**The task**: Set down every entry word for word. Omit the pictures.

**Record excerpts**:
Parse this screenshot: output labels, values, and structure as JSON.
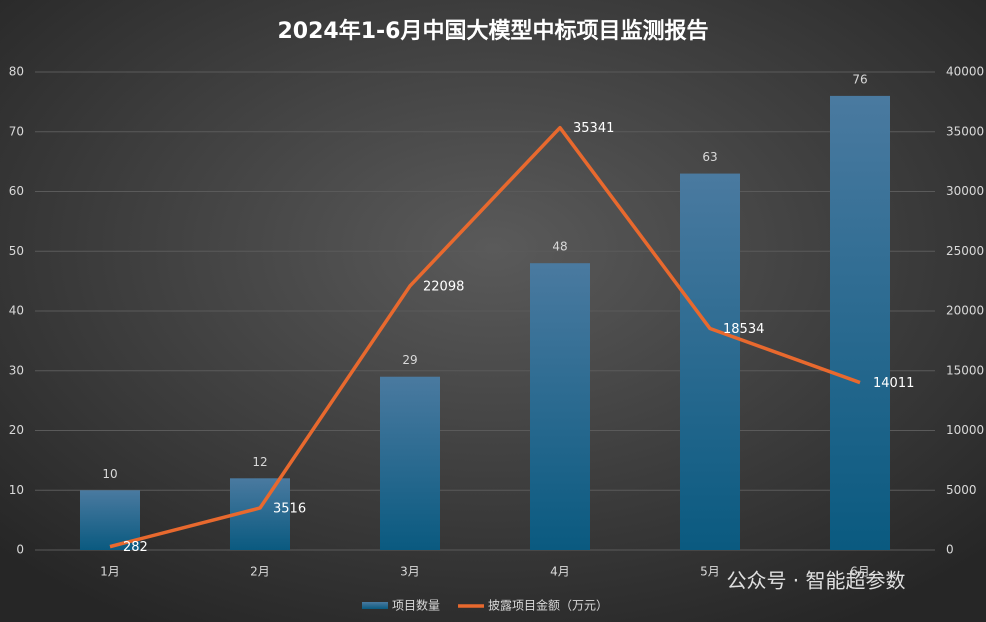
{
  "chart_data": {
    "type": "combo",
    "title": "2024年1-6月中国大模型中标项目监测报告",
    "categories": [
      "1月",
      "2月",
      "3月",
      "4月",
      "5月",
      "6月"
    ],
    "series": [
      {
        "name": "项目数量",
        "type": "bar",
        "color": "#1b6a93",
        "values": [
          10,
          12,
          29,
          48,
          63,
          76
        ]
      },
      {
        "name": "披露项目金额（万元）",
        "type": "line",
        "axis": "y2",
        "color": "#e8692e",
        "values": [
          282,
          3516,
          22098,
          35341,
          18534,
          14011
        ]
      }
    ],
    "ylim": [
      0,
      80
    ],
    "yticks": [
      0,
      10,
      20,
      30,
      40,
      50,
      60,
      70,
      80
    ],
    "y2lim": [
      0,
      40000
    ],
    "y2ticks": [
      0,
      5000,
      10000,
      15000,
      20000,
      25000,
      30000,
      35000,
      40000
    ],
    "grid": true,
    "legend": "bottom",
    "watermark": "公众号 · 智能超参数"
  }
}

**Final result**:
Parse this screenshot: output labels, values, and structure as JSON.
{
  "chart_data": {
    "type": "combo",
    "title": "2024年1-6月中国大模型中标项目监测报告",
    "categories": [
      "1月",
      "2月",
      "3月",
      "4月",
      "5月",
      "6月"
    ],
    "series": [
      {
        "name": "项目数量",
        "type": "bar",
        "color": "#1b6a93",
        "values": [
          10,
          12,
          29,
          48,
          63,
          76
        ]
      },
      {
        "name": "披露项目金额（万元）",
        "type": "line",
        "axis": "y2",
        "color": "#e8692e",
        "values": [
          282,
          3516,
          22098,
          35341,
          18534,
          14011
        ]
      }
    ],
    "ylim": [
      0,
      80
    ],
    "yticks": [
      0,
      10,
      20,
      30,
      40,
      50,
      60,
      70,
      80
    ],
    "y2lim": [
      0,
      40000
    ],
    "y2ticks": [
      0,
      5000,
      10000,
      15000,
      20000,
      25000,
      30000,
      35000,
      40000
    ],
    "grid": true,
    "legend": "bottom",
    "watermark": "公众号 · 智能超参数"
  }
}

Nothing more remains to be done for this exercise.